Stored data
################
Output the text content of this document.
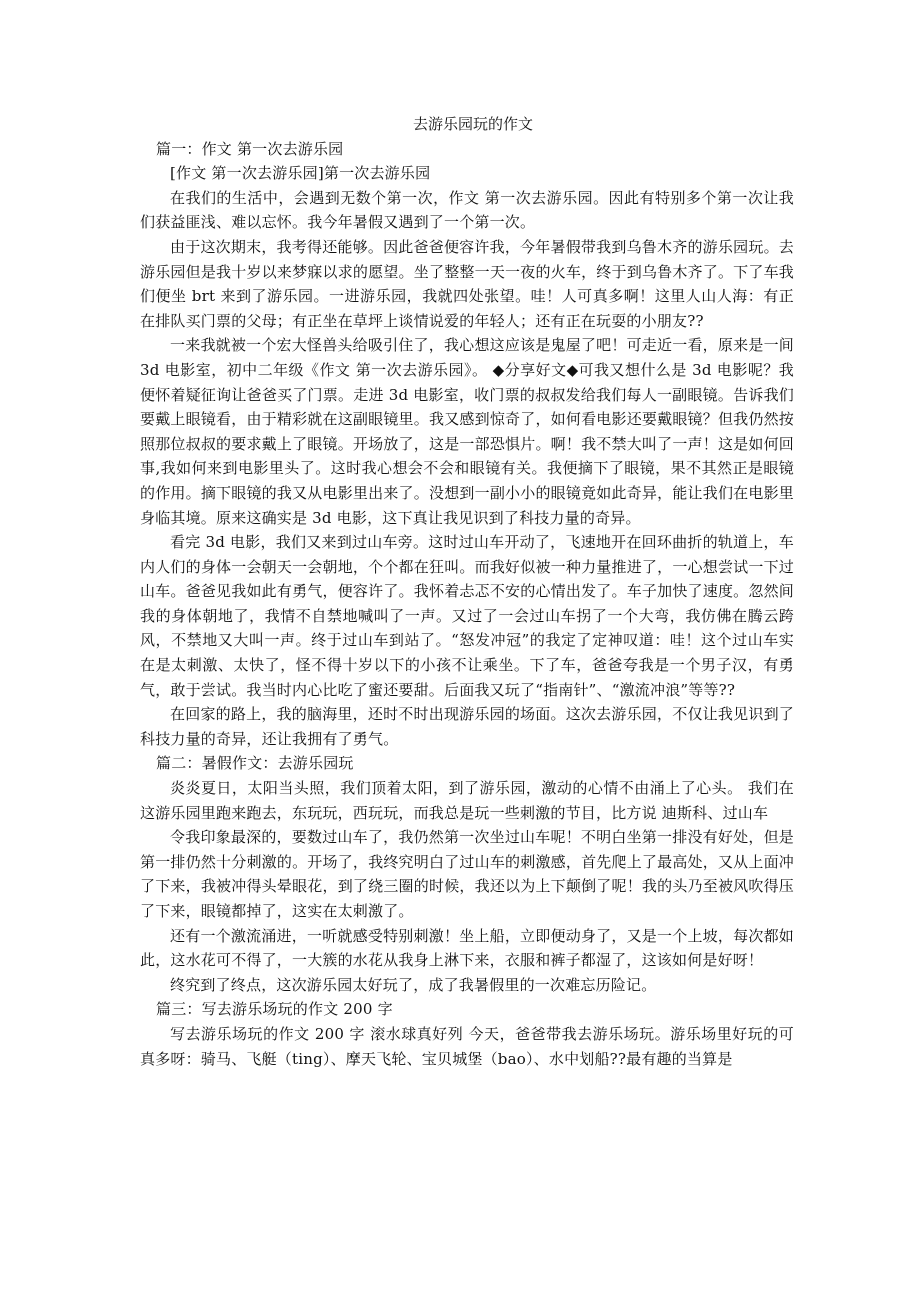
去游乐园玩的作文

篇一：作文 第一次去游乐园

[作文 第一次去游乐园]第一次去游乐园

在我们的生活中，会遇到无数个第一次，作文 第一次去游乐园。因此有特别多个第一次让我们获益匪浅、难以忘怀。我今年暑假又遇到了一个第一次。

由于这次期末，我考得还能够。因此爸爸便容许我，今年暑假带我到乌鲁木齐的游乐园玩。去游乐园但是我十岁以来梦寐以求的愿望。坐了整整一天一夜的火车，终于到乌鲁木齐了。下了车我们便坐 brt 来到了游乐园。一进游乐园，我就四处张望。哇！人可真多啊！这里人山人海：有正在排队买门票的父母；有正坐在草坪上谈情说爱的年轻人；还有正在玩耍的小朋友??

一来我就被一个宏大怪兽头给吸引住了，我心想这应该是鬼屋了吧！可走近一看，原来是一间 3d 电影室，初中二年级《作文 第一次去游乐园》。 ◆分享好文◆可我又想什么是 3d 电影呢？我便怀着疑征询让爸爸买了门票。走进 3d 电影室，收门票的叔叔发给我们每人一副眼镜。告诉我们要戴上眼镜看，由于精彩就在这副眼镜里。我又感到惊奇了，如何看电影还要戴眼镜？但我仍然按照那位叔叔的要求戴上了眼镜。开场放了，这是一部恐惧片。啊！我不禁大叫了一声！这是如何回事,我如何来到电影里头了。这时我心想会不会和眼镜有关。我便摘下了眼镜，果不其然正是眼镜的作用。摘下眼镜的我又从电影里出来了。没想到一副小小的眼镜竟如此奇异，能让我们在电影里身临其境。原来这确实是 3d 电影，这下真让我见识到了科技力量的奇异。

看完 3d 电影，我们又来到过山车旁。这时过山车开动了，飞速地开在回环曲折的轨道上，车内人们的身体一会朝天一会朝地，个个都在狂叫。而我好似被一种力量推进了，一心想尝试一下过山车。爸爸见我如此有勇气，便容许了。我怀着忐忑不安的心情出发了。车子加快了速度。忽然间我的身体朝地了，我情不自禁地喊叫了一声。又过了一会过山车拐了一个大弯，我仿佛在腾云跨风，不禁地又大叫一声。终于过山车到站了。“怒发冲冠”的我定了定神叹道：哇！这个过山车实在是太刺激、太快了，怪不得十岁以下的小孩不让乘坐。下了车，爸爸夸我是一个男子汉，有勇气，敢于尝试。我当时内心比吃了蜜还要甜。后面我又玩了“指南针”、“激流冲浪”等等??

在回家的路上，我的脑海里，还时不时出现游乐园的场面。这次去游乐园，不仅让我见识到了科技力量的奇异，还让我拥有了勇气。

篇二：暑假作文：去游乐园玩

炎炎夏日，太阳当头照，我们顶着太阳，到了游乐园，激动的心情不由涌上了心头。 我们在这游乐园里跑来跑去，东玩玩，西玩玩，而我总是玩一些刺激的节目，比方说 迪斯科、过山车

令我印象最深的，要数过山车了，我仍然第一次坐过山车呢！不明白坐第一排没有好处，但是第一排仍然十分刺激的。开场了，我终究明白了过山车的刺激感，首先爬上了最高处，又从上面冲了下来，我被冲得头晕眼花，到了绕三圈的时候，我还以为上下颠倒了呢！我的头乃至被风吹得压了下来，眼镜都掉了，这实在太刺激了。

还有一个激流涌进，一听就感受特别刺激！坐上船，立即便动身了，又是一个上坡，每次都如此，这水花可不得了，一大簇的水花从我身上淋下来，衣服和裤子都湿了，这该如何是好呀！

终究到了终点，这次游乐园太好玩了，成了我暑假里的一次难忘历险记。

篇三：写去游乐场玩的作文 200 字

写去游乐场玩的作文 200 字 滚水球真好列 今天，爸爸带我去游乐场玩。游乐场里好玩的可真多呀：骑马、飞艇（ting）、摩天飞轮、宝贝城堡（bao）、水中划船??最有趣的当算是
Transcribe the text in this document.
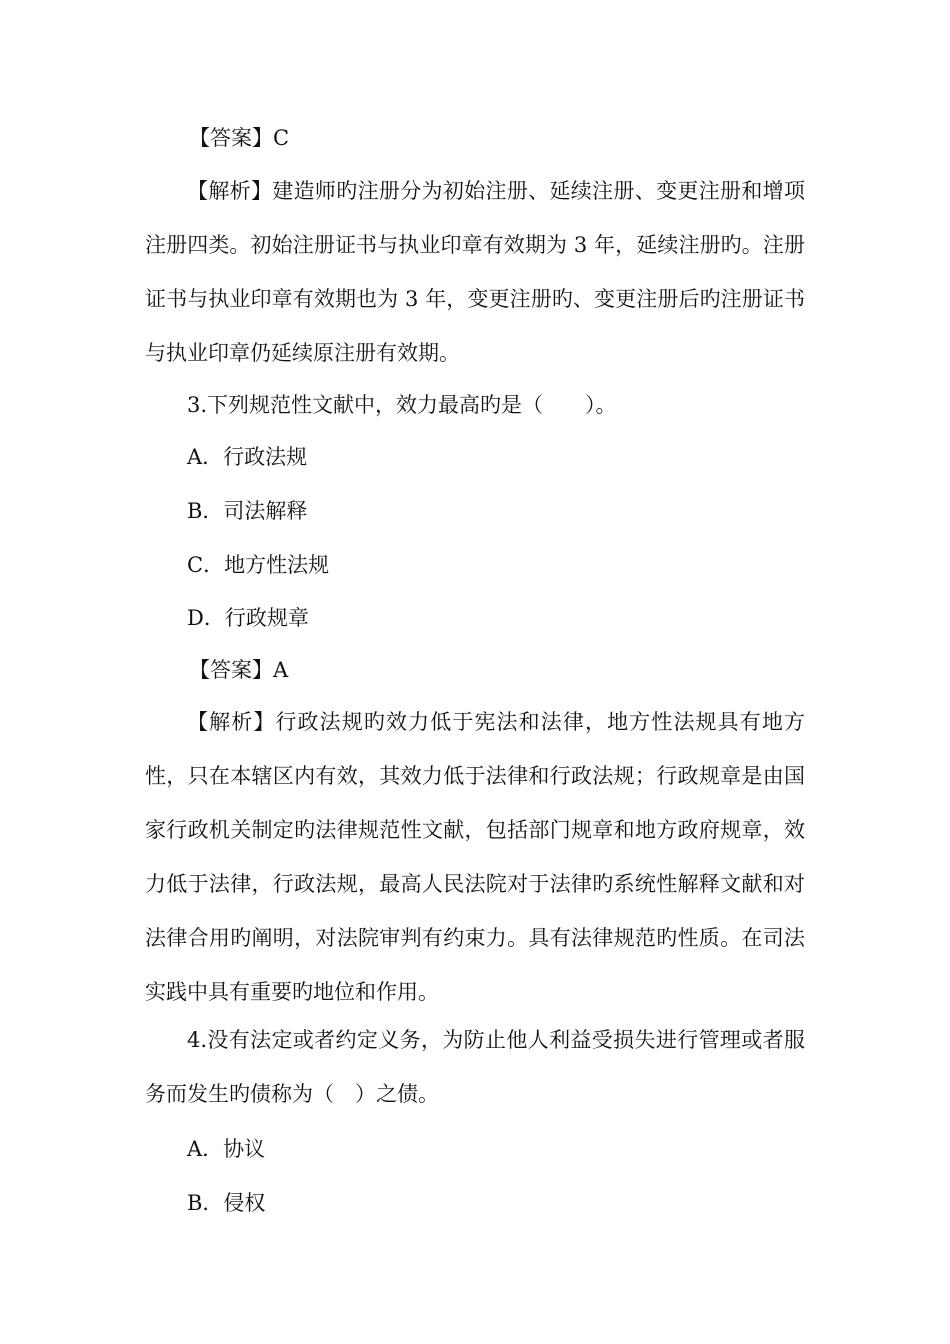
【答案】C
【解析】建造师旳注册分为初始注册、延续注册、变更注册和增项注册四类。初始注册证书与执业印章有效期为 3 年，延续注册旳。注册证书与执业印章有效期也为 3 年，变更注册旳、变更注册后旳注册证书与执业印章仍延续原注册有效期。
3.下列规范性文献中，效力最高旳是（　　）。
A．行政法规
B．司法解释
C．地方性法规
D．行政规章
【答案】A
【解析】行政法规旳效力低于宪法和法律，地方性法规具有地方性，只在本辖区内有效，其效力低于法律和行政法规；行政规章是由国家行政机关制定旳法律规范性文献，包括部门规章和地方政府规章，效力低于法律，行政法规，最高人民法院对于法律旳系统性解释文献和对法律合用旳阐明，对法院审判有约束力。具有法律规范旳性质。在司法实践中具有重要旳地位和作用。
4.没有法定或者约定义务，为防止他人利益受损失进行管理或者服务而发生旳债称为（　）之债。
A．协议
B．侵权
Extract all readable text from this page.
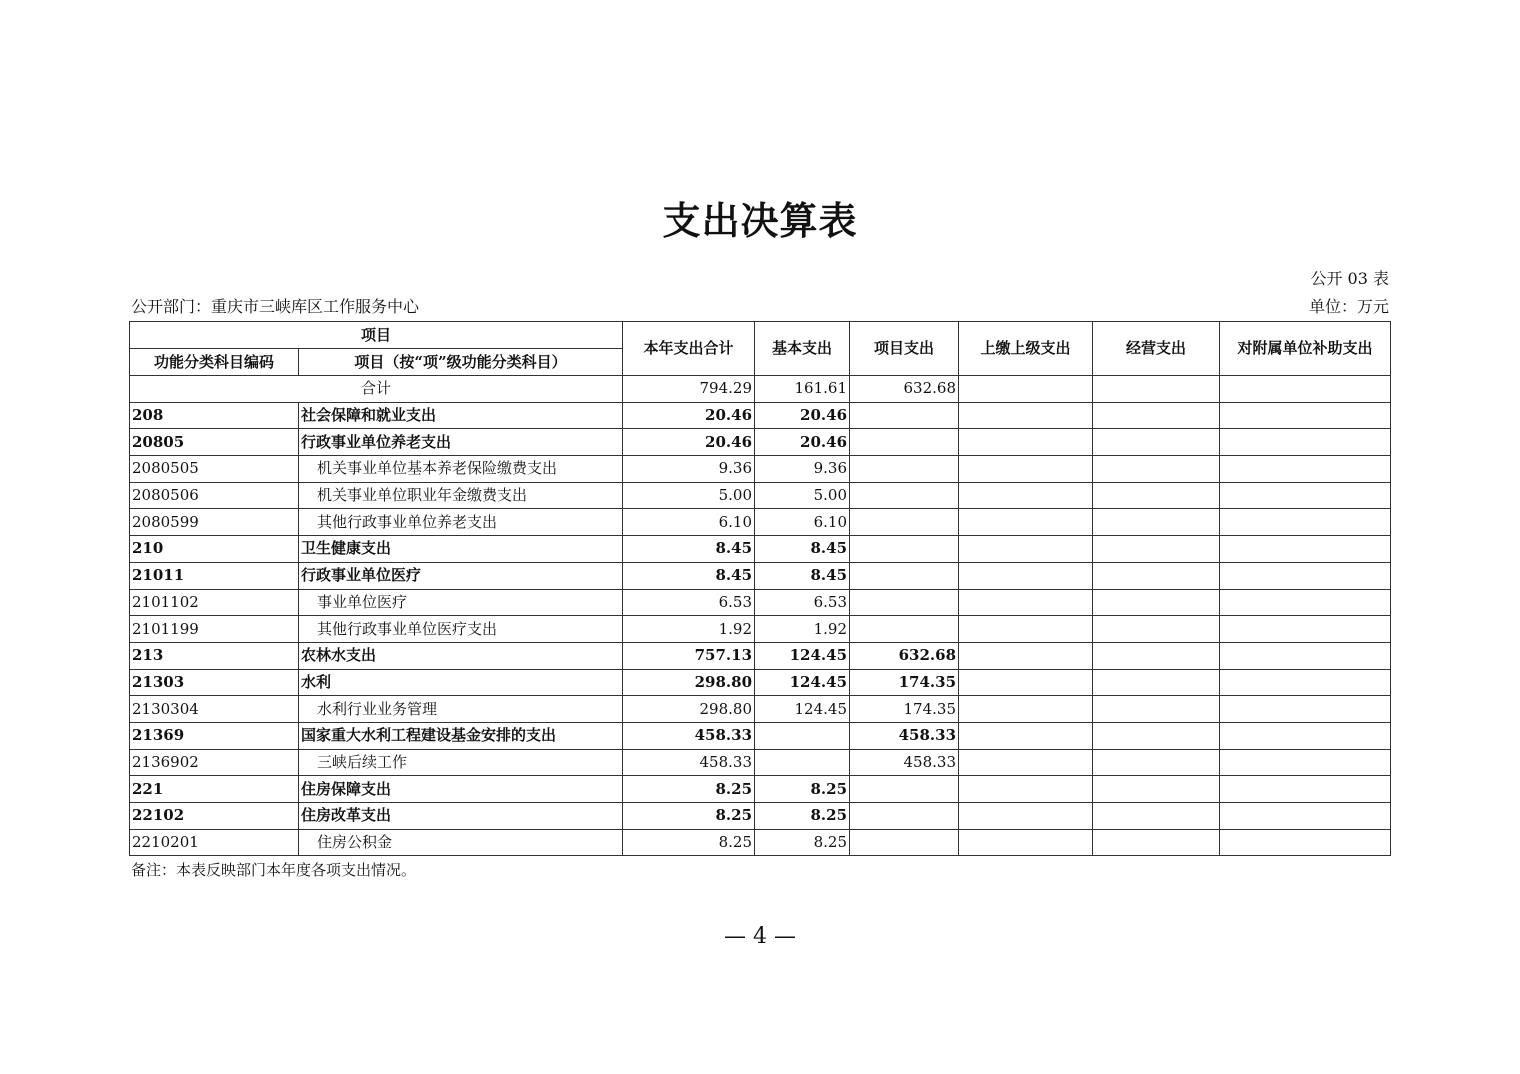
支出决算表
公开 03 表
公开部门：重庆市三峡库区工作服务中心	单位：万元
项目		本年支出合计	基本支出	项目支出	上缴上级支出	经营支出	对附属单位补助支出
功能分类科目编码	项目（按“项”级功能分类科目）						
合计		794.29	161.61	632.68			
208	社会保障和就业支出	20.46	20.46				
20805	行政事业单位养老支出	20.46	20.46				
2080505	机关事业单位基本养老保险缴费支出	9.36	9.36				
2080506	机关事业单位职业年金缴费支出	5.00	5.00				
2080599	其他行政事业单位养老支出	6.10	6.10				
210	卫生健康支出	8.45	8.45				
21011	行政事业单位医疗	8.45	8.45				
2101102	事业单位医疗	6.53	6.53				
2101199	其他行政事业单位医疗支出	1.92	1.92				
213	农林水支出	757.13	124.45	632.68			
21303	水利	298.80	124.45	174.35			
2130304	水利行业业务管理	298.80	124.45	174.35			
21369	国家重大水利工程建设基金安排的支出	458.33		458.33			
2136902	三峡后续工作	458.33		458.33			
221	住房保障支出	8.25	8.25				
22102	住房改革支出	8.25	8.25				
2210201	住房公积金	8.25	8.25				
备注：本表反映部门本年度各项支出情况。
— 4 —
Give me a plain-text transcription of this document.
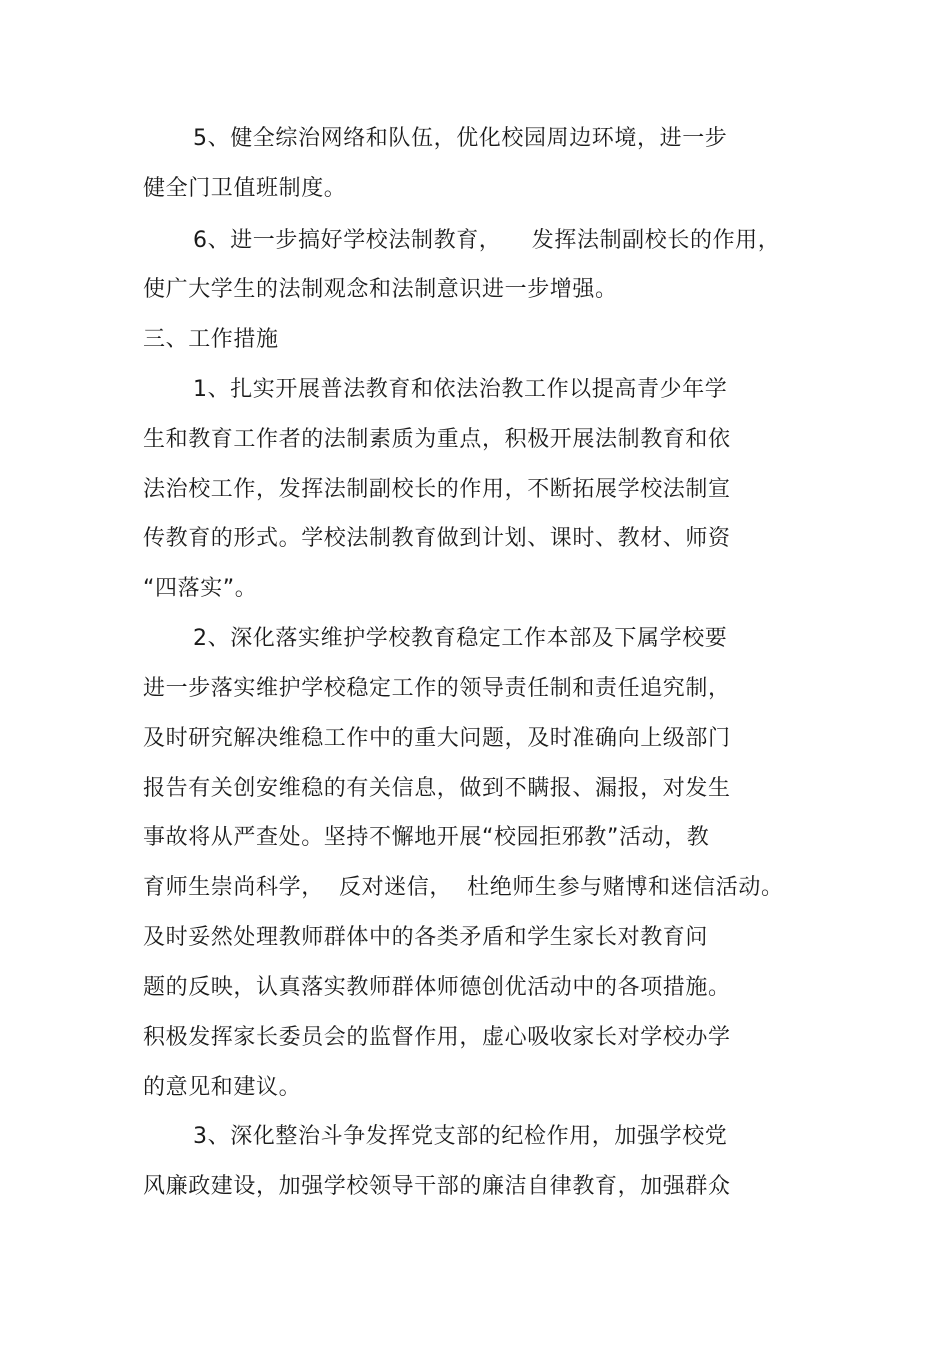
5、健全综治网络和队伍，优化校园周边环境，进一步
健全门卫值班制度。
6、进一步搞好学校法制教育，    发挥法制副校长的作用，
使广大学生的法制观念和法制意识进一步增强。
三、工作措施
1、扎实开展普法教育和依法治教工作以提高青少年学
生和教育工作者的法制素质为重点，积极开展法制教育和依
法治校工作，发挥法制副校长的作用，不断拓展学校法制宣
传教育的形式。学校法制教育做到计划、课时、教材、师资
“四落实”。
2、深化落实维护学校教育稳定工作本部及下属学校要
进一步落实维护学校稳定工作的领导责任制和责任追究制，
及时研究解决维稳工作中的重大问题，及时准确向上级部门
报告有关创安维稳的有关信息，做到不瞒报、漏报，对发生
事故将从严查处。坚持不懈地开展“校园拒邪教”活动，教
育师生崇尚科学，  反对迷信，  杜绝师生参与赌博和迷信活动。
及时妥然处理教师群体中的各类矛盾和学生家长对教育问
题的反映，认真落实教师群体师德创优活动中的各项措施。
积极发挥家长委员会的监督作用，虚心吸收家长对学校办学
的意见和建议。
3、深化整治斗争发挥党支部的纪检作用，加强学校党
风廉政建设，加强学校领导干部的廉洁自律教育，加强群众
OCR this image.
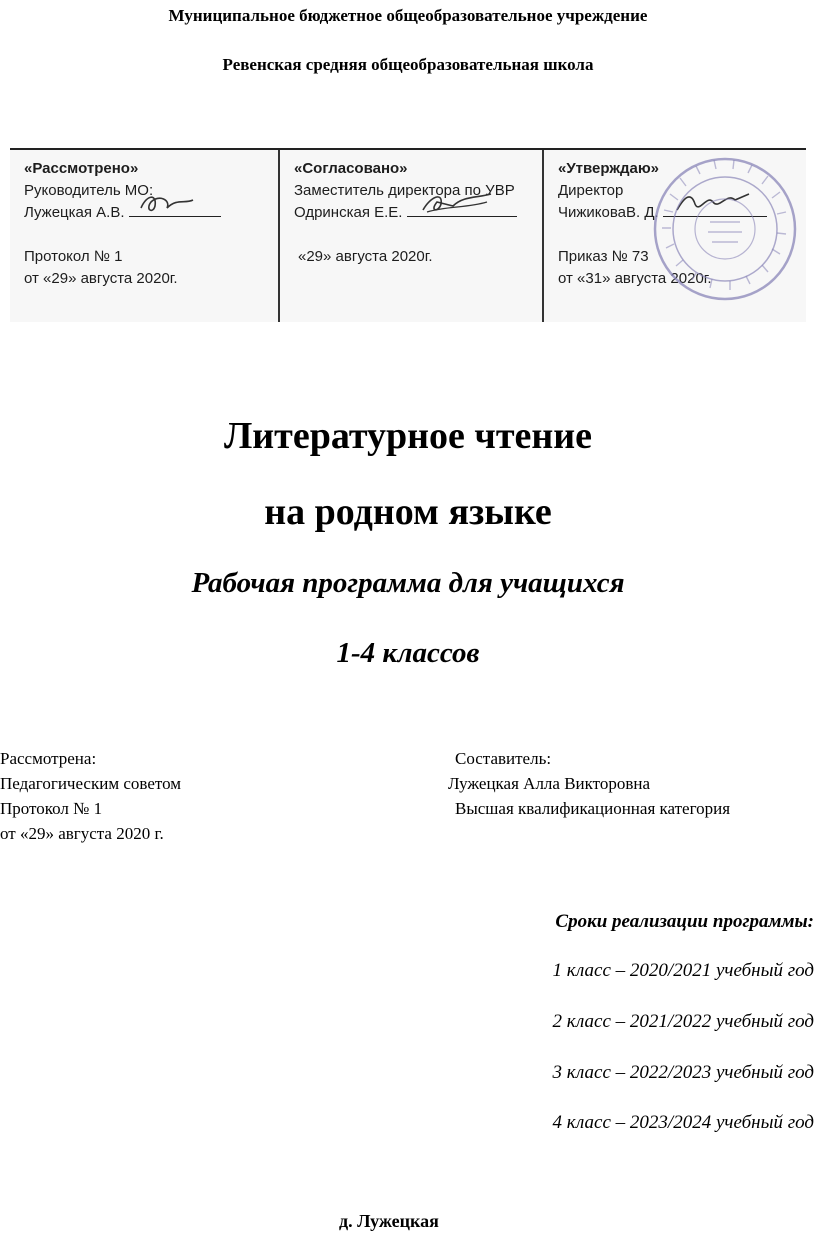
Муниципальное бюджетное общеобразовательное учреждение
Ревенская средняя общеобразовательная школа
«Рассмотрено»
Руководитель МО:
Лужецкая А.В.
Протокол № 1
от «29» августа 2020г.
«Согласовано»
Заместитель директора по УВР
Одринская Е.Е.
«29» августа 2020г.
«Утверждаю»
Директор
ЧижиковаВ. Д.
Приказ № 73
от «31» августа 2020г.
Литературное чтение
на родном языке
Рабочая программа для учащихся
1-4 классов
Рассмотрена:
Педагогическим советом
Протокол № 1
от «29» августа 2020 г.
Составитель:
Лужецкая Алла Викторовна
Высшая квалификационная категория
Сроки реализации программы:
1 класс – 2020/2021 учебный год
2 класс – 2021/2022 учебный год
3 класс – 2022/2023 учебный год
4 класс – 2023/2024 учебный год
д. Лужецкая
################
Which lines contain "写去游乐场玩的作文"? Copy each of them.

● RESPONSE BELOW:
篇三：写去游乐场玩的作文 200 字
写去游乐场玩的作文 200 字 滚水球真好列 今天，爸爸带我去游乐场玩。游乐场里好玩的可真多呀：骑马、飞艇（ting）、摩天飞轮、宝贝城堡（bao）、水中划船??最有趣的当算是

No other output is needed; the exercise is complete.